• **Excerpted records**:
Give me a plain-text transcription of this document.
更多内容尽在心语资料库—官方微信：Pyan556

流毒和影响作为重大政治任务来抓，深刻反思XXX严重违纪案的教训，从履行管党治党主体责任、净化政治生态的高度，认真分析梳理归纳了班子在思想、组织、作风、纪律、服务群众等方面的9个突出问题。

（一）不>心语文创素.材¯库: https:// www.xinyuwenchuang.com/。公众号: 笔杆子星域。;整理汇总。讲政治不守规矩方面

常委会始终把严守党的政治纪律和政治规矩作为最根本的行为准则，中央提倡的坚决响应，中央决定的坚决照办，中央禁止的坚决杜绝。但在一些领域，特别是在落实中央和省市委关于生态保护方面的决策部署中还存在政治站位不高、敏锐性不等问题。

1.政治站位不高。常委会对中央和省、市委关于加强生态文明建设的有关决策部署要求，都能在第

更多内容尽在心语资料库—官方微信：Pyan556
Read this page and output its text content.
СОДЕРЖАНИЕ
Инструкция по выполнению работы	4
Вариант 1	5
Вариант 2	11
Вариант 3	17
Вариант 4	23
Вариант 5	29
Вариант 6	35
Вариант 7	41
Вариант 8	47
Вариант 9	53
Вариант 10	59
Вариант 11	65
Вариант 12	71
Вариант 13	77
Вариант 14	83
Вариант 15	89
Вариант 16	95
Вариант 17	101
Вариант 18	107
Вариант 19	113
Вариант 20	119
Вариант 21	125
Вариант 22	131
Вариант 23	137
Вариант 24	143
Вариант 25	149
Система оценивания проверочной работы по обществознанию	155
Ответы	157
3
---
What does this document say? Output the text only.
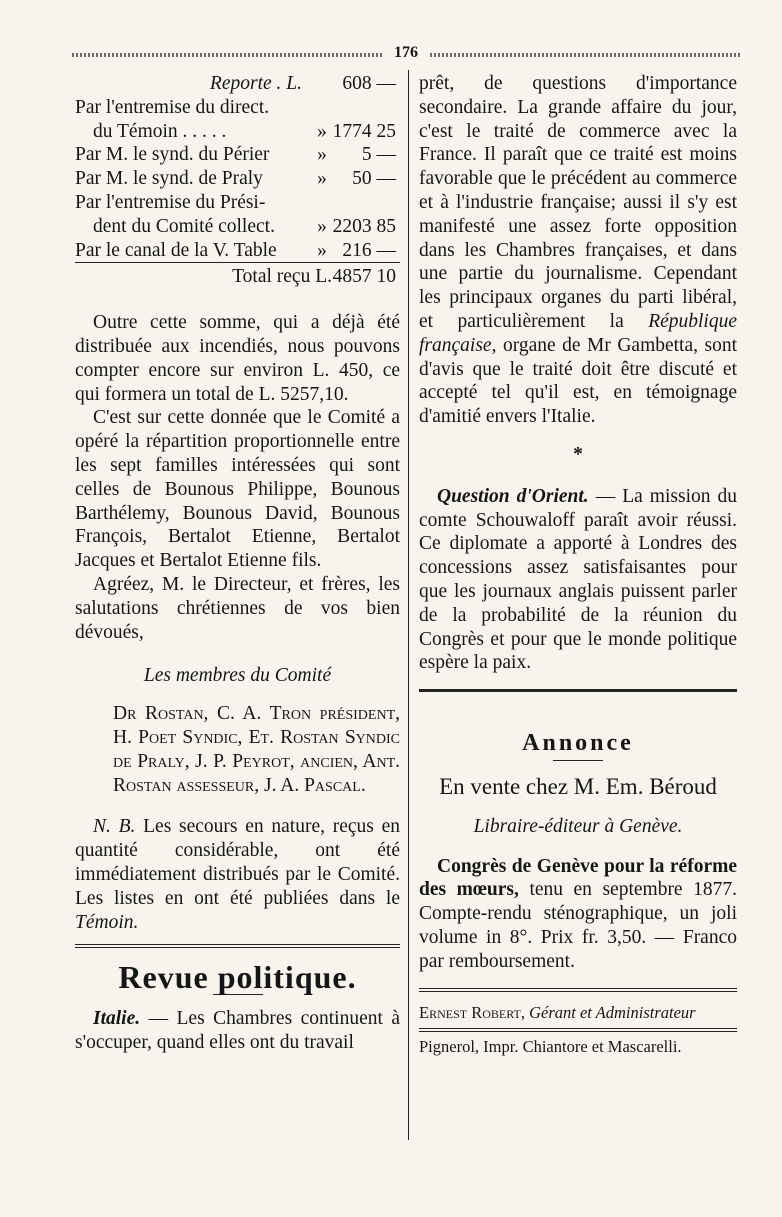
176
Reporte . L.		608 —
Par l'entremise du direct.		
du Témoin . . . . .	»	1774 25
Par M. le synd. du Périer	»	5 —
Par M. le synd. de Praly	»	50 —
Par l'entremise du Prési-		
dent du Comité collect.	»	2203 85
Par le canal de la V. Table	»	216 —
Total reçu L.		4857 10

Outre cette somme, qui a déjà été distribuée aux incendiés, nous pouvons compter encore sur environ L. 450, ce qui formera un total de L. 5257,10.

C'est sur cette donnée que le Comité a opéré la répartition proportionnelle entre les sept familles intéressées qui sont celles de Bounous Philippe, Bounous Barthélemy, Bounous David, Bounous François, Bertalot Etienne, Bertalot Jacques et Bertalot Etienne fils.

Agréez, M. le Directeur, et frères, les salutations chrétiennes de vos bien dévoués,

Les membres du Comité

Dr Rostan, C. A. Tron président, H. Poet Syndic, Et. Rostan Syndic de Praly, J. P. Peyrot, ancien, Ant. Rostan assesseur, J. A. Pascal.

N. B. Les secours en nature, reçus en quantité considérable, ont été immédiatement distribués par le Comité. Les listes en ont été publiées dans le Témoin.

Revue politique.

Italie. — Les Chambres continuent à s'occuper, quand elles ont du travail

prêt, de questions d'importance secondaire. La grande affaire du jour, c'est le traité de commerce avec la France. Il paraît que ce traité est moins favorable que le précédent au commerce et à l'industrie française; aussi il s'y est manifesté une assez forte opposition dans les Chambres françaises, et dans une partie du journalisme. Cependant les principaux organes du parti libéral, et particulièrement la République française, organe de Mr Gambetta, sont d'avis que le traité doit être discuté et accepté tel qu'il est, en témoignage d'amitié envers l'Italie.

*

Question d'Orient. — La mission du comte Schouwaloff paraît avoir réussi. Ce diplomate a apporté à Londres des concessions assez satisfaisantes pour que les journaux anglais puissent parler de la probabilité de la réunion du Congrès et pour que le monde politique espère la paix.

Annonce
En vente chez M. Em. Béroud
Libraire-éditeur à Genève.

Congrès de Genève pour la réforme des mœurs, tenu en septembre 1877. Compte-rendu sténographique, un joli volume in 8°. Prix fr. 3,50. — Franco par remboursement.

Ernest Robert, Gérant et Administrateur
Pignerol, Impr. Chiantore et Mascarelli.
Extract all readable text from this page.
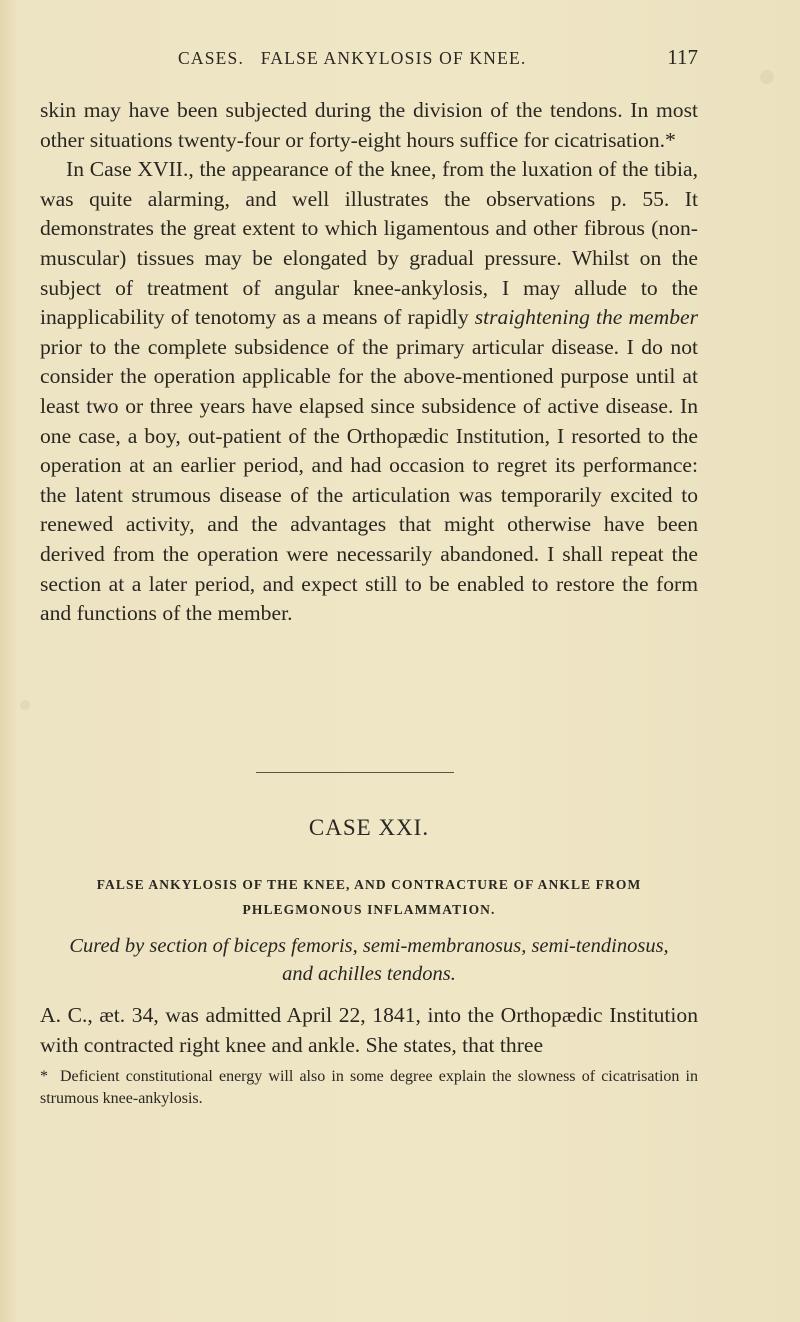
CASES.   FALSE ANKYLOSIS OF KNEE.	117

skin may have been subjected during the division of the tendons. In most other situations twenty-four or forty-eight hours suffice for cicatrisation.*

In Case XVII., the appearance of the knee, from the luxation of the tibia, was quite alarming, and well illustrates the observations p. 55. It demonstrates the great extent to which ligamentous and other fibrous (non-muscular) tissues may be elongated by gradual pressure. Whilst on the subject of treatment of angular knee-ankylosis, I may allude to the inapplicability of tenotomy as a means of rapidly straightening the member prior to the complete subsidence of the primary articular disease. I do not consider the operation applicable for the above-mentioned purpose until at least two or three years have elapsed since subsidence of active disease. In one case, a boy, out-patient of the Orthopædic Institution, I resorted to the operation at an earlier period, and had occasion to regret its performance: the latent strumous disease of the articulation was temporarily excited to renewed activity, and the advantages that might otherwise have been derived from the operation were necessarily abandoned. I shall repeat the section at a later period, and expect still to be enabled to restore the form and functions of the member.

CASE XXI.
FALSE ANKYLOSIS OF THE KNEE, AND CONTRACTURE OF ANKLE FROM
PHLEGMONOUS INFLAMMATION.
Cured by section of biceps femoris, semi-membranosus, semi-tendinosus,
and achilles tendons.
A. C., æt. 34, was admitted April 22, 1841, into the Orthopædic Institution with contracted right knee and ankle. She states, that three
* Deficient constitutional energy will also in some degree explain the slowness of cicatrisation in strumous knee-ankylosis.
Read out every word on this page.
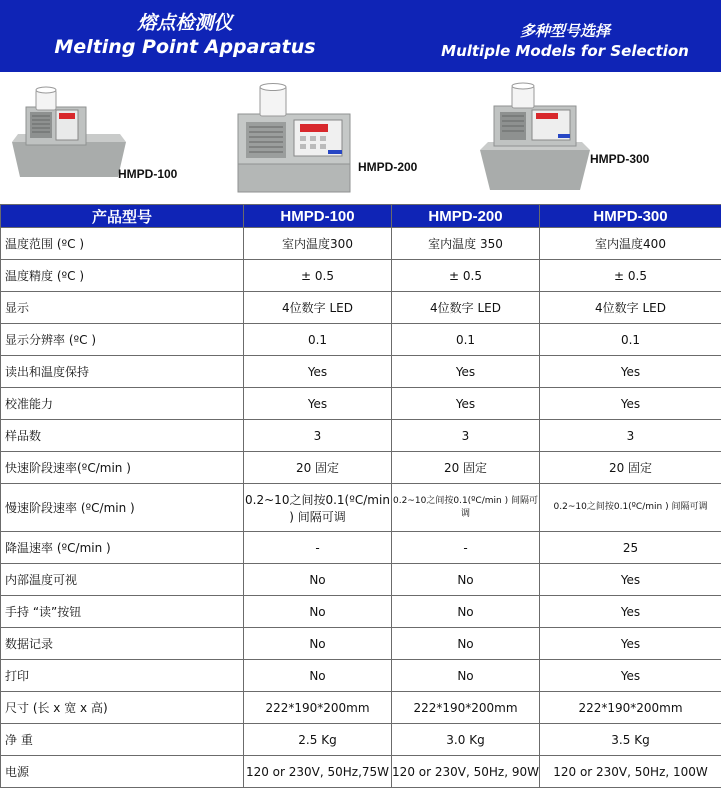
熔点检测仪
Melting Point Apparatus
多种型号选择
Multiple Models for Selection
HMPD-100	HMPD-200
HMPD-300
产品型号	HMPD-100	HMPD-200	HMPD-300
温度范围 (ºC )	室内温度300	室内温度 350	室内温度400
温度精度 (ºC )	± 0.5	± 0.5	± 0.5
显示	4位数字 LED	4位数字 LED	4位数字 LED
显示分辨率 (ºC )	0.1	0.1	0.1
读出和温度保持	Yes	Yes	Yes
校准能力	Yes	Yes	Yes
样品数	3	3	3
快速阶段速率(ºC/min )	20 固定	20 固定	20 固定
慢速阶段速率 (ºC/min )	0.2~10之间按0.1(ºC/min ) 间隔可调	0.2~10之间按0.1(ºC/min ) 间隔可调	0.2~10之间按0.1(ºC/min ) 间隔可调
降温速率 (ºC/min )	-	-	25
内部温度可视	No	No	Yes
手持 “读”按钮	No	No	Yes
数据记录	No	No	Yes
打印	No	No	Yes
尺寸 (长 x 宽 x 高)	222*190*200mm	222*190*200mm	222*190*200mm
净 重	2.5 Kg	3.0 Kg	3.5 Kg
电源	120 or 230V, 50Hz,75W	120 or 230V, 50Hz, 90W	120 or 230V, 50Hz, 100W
==
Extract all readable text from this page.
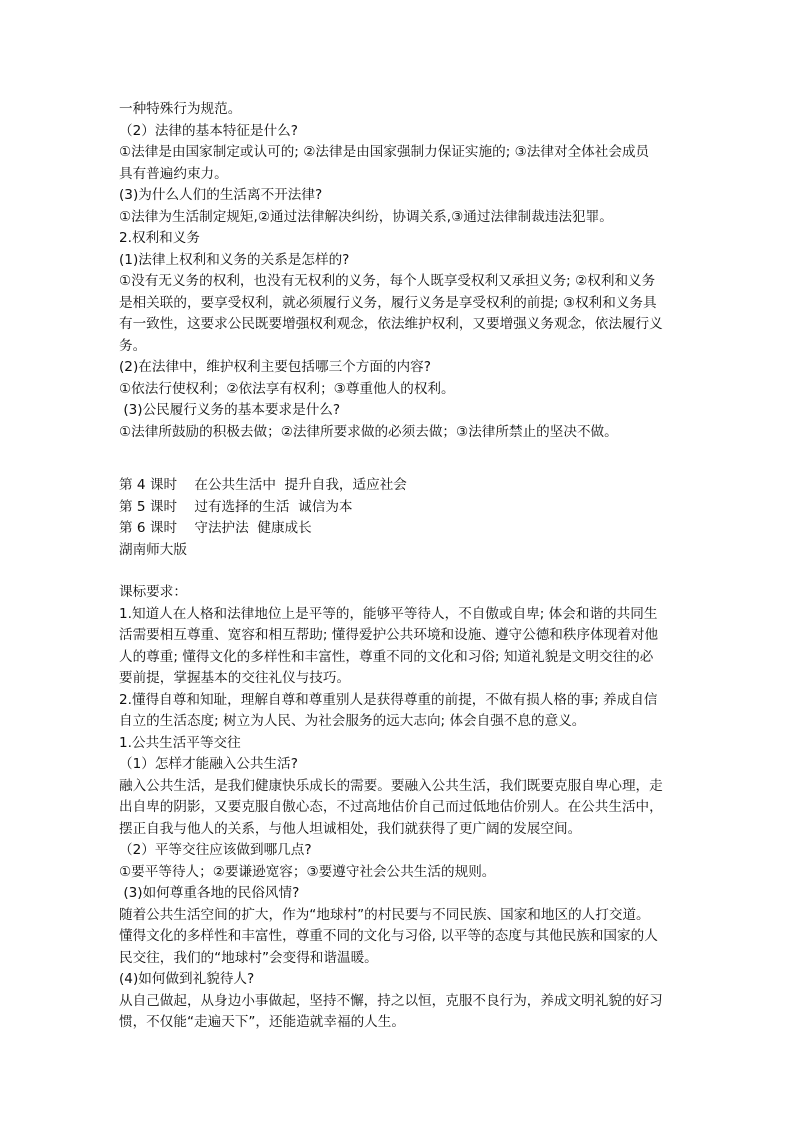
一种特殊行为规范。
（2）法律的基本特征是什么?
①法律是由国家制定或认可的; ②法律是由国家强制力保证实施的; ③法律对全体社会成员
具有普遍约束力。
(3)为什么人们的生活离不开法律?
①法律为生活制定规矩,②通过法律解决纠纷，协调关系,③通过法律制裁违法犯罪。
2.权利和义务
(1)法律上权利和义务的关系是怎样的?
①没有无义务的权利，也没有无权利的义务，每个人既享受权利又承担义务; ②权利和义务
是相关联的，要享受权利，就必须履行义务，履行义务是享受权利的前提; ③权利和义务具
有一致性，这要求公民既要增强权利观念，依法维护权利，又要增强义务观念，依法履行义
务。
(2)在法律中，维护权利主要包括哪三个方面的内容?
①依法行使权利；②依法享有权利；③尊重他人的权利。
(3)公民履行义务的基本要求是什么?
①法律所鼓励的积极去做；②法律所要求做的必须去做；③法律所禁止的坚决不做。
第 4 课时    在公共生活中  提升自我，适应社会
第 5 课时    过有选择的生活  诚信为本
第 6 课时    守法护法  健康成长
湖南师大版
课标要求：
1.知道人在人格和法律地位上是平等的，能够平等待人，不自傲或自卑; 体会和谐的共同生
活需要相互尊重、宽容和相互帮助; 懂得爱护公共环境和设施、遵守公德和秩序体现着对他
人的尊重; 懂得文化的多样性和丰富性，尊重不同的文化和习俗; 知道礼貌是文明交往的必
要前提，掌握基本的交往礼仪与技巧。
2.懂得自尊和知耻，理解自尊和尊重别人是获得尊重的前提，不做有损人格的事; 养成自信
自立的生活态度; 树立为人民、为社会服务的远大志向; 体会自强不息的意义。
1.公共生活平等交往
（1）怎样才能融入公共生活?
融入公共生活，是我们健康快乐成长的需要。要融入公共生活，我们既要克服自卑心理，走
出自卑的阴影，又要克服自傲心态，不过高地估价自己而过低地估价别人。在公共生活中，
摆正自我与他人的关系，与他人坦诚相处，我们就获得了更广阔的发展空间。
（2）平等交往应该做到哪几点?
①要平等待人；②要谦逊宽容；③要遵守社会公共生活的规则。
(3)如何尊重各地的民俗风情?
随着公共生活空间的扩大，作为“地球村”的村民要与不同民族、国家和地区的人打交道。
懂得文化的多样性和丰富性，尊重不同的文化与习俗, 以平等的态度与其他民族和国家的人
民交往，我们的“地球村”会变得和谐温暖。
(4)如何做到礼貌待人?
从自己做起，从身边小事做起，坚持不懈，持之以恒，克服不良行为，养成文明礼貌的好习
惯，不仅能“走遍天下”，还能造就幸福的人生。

• **Your objective**:
For the listing above, give the number of lines in which the string "Italie" occurs, and nothing else.

• **Reply to the exercise**:
2